**To be done**
List every line below containing "this".

**A block of data**
━━━━━━━━━━

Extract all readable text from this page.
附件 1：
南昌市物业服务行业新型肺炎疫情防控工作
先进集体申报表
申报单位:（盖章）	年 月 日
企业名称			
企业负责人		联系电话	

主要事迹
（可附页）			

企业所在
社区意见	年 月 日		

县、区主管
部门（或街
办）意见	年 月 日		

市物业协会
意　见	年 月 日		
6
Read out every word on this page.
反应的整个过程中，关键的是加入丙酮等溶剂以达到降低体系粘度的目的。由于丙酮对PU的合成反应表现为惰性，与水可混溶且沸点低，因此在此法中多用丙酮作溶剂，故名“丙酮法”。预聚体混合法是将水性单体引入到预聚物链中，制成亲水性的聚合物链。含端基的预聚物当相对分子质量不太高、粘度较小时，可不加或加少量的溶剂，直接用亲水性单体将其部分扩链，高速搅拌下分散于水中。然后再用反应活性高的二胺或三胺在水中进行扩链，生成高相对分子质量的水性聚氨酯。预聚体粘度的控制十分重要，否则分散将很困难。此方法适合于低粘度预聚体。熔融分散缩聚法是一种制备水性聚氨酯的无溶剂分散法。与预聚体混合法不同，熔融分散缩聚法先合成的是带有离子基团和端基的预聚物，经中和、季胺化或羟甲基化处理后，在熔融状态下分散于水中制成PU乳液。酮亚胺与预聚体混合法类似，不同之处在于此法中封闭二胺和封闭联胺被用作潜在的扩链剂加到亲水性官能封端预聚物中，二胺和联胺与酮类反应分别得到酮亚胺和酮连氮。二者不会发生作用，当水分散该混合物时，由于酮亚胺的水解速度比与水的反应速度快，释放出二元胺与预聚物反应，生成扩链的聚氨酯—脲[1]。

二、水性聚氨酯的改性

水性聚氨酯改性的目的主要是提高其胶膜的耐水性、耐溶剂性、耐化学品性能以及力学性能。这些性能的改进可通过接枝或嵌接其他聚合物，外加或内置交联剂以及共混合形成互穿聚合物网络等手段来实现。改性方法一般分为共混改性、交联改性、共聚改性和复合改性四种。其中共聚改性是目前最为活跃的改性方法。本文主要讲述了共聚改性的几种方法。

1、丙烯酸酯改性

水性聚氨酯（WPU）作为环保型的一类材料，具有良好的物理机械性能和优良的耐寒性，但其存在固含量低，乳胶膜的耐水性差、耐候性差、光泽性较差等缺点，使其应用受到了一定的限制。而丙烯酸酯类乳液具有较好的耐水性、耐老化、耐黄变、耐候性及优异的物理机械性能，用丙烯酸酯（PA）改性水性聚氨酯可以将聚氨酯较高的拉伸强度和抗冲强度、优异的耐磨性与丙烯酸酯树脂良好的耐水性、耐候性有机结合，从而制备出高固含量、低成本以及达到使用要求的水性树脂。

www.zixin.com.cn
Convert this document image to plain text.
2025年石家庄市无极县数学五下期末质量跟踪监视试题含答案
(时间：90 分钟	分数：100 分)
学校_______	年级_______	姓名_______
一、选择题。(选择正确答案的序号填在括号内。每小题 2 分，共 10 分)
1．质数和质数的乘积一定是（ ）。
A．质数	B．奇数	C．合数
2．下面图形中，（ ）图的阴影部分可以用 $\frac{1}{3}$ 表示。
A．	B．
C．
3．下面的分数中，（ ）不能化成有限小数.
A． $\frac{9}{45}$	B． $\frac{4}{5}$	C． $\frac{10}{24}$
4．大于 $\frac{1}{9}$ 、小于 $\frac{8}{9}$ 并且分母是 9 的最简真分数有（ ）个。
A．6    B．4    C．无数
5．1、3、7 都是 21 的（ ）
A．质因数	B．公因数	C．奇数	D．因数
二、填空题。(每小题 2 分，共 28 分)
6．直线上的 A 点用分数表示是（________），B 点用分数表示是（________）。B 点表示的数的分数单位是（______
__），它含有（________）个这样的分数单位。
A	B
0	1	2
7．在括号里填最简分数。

━━━━━━━━━━

**Answer to the problem**
Extract all readable text from this page.
Read out every word on this page.
Convert this document image to plain text.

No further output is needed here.